**Given instruction:** Count every line that has the word "from". Give the number, without anything more.

**Extracted information:**
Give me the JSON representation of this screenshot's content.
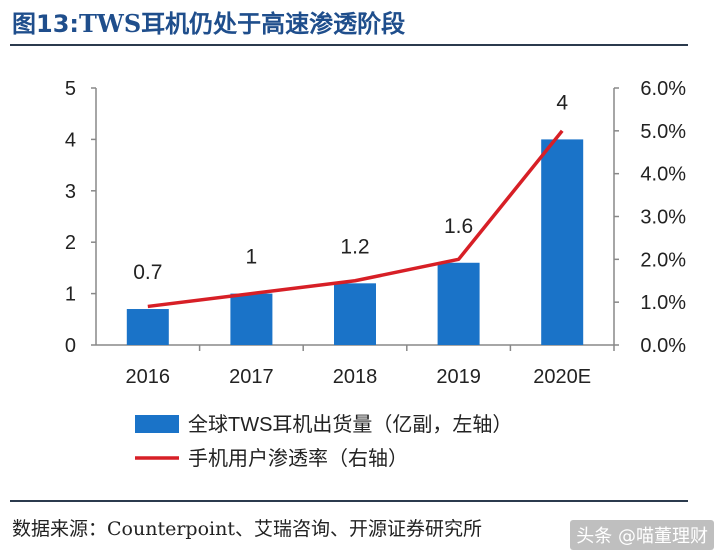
{
  "header": {
    "figure_label": "图13:",
    "title": "TWS耳机仍处于高速渗透阶段"
  },
  "chart_data": {
    "type": "bar",
    "categories": [
      "2016",
      "2017",
      "2018",
      "2019",
      "2020E"
    ],
    "series": [
      {
        "name": "全球TWS耳机出货量（亿副，左轴）",
        "type": "bar",
        "axis": "left",
        "color": "#1a73c8",
        "values": [
          0.7,
          1,
          1.2,
          1.6,
          4
        ],
        "labels": [
          "0.7",
          "1",
          "1.2",
          "1.6",
          "4"
        ]
      },
      {
        "name": "手机用户渗透率（右轴）",
        "type": "line",
        "axis": "right",
        "color": "#d71f26",
        "values": [
          0.9,
          1.2,
          1.5,
          2.0,
          5.0
        ]
      }
    ],
    "y_left": {
      "min": 0,
      "max": 5,
      "ticks": [
        "0",
        "1",
        "2",
        "3",
        "4",
        "5"
      ]
    },
    "y_right": {
      "min": 0,
      "max": 6,
      "ticks": [
        "0.0%",
        "1.0%",
        "2.0%",
        "3.0%",
        "4.0%",
        "5.0%",
        "6.0%"
      ]
    },
    "grid": false,
    "legend_position": "bottom"
  },
  "footer": {
    "source": "数据来源：Counterpoint、艾瑞咨询、开源证券研究所",
    "watermark": "头条 @喵董理财"
  }
}
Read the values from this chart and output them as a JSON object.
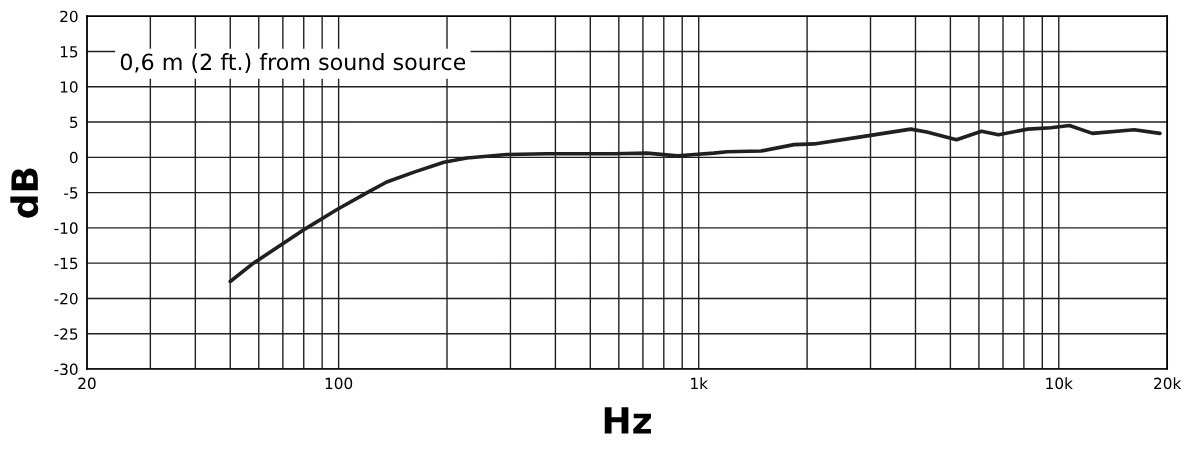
{
  "chart_data": {
    "type": "line",
    "xlabel": "Hz",
    "ylabel": "dB",
    "log": "x",
    "grid": true,
    "marker": "none",
    "line_style": "solid",
    "annotations": [
      "0,6 m (2 ft.) from sound source"
    ],
    "xlim": [
      20,
      20000
    ],
    "ylim": [
      -30,
      20
    ],
    "xticks": [
      20,
      {
        "value": 30,
        "label": null
      },
      {
        "value": 40,
        "label": null
      },
      {
        "value": 50,
        "label": null
      },
      {
        "value": 60,
        "label": null
      },
      {
        "value": 70,
        "label": null
      },
      {
        "value": 80,
        "label": null
      },
      {
        "value": 90,
        "label": null
      },
      100,
      {
        "value": 200,
        "label": null
      },
      {
        "value": 300,
        "label": null
      },
      {
        "value": 400,
        "label": null
      },
      {
        "value": 500,
        "label": null
      },
      {
        "value": 600,
        "label": null
      },
      {
        "value": 700,
        "label": null
      },
      {
        "value": 800,
        "label": null
      },
      {
        "value": 900,
        "label": null
      },
      {
        "value": 1000,
        "label": "1k"
      },
      {
        "value": 2000,
        "label": null
      },
      {
        "value": 3000,
        "label": null
      },
      {
        "value": 4000,
        "label": null
      },
      {
        "value": 5000,
        "label": null
      },
      {
        "value": 6000,
        "label": null
      },
      {
        "value": 7000,
        "label": null
      },
      {
        "value": 8000,
        "label": null
      },
      {
        "value": 9000,
        "label": null
      },
      {
        "value": 10000,
        "label": "10k"
      },
      {
        "value": 20000,
        "label": "20k"
      }
    ],
    "yticks": [
      -30,
      -25,
      -20,
      -15,
      -10,
      -5,
      0,
      5,
      10,
      15,
      20
    ],
    "series": [
      {
        "color": "#231f20",
        "x": [
          50,
          58,
          81,
          99,
          120,
          136,
          162,
          196,
          227,
          293,
          379,
          580,
          718,
          873,
          974,
          1100,
          1200,
          1490,
          1840,
          2090,
          2820,
          3880,
          4300,
          5200,
          6100,
          6800,
          8200,
          9500,
          10700,
          12400,
          16200,
          19100
        ],
        "values": [
          -17.6,
          -15.0,
          -10.1,
          -7.4,
          -5.0,
          -3.5,
          -2.1,
          -0.7,
          -0.1,
          0.4,
          0.5,
          0.5,
          0.6,
          0.2,
          0.4,
          0.6,
          0.8,
          0.9,
          1.8,
          1.9,
          2.9,
          4.0,
          3.6,
          2.5,
          3.7,
          3.2,
          4.0,
          4.2,
          4.5,
          3.4,
          3.9,
          3.4
        ]
      }
    ]
  }
}
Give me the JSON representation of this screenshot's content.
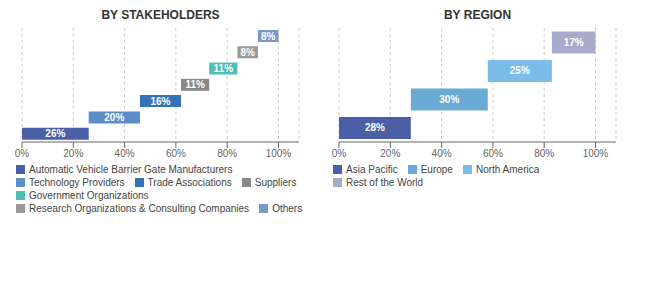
{
  "chart_data": [
    {
      "type": "waterfall",
      "orientation": "horizontal",
      "title": "BY STAKEHOLDERS",
      "categories": [
        "Automatic Vehicle Barrier Gate Manufacturers",
        "Technology Providers",
        "Trade Associations",
        "Suppliers",
        "Government Organizations",
        "Research Organizations & Consulting Companies",
        "Others"
      ],
      "values": [
        26,
        20,
        16,
        11,
        11,
        8,
        8
      ],
      "value_labels": [
        "26%",
        "20%",
        "16%",
        "11%",
        "11%",
        "8%",
        "8%"
      ],
      "colors": [
        "#4a5fa5",
        "#5b8ec8",
        "#3573b8",
        "#888888",
        "#4dbfb8",
        "#999999",
        "#7799cc"
      ],
      "xlim": [
        0,
        108
      ],
      "xticks": [
        {
          "value": 0,
          "label": "0%"
        },
        {
          "value": 20,
          "label": "20%"
        },
        {
          "value": 40,
          "label": "40%"
        },
        {
          "value": 60,
          "label": "60%"
        },
        {
          "value": 80,
          "label": "80%"
        },
        {
          "value": 100,
          "label": "100%"
        }
      ],
      "grid": true,
      "legend": "bottom",
      "data_labels": true,
      "tick_labels": "x"
    },
    {
      "type": "waterfall",
      "orientation": "horizontal",
      "title": "BY REGION",
      "categories": [
        "Asia Pacific",
        "Europe",
        "North America",
        "Rest of the World"
      ],
      "values": [
        28,
        30,
        25,
        17
      ],
      "value_labels": [
        "28%",
        "30%",
        "25%",
        "17%"
      ],
      "colors": [
        "#4a5fa5",
        "#6aaad4",
        "#7bbde8",
        "#aaaacc"
      ],
      "xlim": [
        0,
        108
      ],
      "xticks": [
        {
          "value": 0,
          "label": "0%"
        },
        {
          "value": 20,
          "label": "20%"
        },
        {
          "value": 40,
          "label": "40%"
        },
        {
          "value": 60,
          "label": "60%"
        },
        {
          "value": 80,
          "label": "80%"
        },
        {
          "value": 100,
          "label": "100%"
        }
      ],
      "grid": true,
      "legend": "bottom",
      "data_labels": true,
      "tick_labels": "x"
    }
  ]
}
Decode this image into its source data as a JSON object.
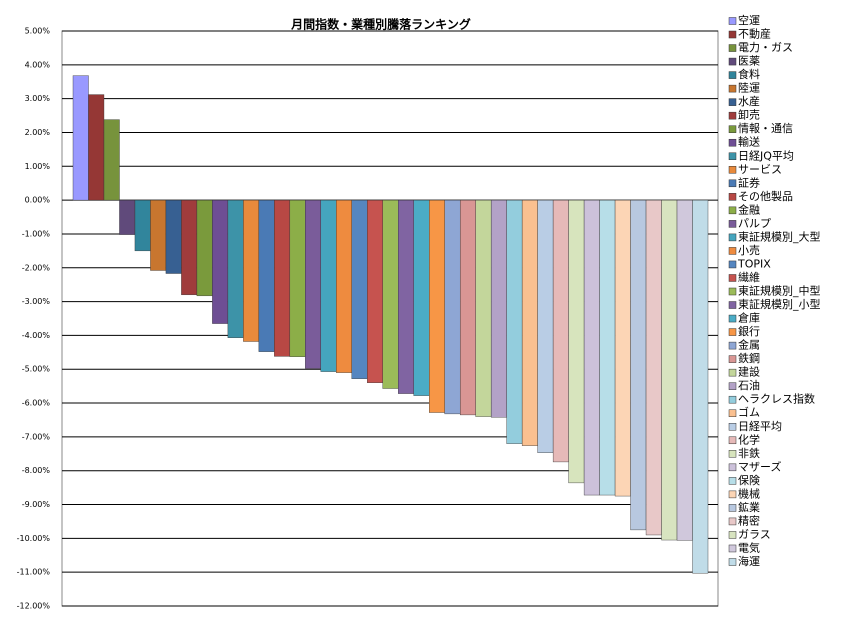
{
  "chart_data": {
    "type": "bar",
    "title": "月間指数・業種別騰落ランキング",
    "categories": [
      "空運",
      "不動産",
      "電力・ガス",
      "医薬",
      "食料",
      "陸運",
      "水産",
      "卸売",
      "情報・通信",
      "輸送",
      "日経JQ平均",
      "サービス",
      "証券",
      "その他製品",
      "金融",
      "パルプ",
      "東証規模別_大型",
      "小売",
      "TOPIX",
      "繊維",
      "東証規模別_中型",
      "東証規模別_小型",
      "倉庫",
      "銀行",
      "金属",
      "鉄鋼",
      "建設",
      "石油",
      "ヘラクレス指数",
      "ゴム",
      "日経平均",
      "化学",
      "非鉄",
      "マザーズ",
      "保険",
      "機械",
      "鉱業",
      "精密",
      "ガラス",
      "電気",
      "海運"
    ],
    "values": [
      3.68,
      3.12,
      2.38,
      -1.02,
      -1.5,
      -2.08,
      -2.17,
      -2.8,
      -2.83,
      -3.65,
      -4.07,
      -4.18,
      -4.48,
      -4.62,
      -4.63,
      -4.98,
      -5.07,
      -5.1,
      -5.28,
      -5.4,
      -5.57,
      -5.72,
      -5.78,
      -6.28,
      -6.32,
      -6.35,
      -6.4,
      -6.42,
      -7.2,
      -7.26,
      -7.47,
      -7.74,
      -8.36,
      -8.72,
      -8.72,
      -8.75,
      -9.75,
      -9.9,
      -10.05,
      -10.06,
      -11.03
    ],
    "colors": [
      "#9999ff",
      "#953735",
      "#77933c",
      "#604a7b",
      "#31859c",
      "#c8762f",
      "#376092",
      "#a03c3c",
      "#7a9a3c",
      "#6e4e94",
      "#3d93a8",
      "#e88a3c",
      "#4a7ab5",
      "#b84844",
      "#8cae48",
      "#7a5c9a",
      "#45a5be",
      "#ee8b3f",
      "#5586c0",
      "#c6534f",
      "#9bbb59",
      "#8064a2",
      "#4bacc6",
      "#f79646",
      "#8ea6d4",
      "#d99694",
      "#c3d69b",
      "#b3a2c7",
      "#93cddd",
      "#fac090",
      "#b9cde5",
      "#e6b9b8",
      "#d7e4bd",
      "#ccc1da",
      "#b7dee8",
      "#fcd5b5",
      "#b8c8e0",
      "#e8c8c8",
      "#d8e4c0",
      "#d0c8dc",
      "#c0dce8"
    ],
    "ylim": [
      -12,
      5
    ],
    "yticks": [
      {
        "value": 5,
        "label": "5.00%"
      },
      {
        "value": 4,
        "label": "4.00%"
      },
      {
        "value": 3,
        "label": "3.00%"
      },
      {
        "value": 2,
        "label": "2.00%"
      },
      {
        "value": 1,
        "label": "1.00%"
      },
      {
        "value": 0,
        "label": "0.00%"
      },
      {
        "value": -1,
        "label": "-1.00%"
      },
      {
        "value": -2,
        "label": "-2.00%"
      },
      {
        "value": -3,
        "label": "-3.00%"
      },
      {
        "value": -4,
        "label": "-4.00%"
      },
      {
        "value": -5,
        "label": "-5.00%"
      },
      {
        "value": -6,
        "label": "-6.00%"
      },
      {
        "value": -7,
        "label": "-7.00%"
      },
      {
        "value": -8,
        "label": "-8.00%"
      },
      {
        "value": -9,
        "label": "-9.00%"
      },
      {
        "value": -10,
        "label": "-10.00%"
      },
      {
        "value": -11,
        "label": "-11.00%"
      },
      {
        "value": -12,
        "label": "-12.00%"
      }
    ],
    "grid": true,
    "legend": "right"
  }
}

**Task solution:** 2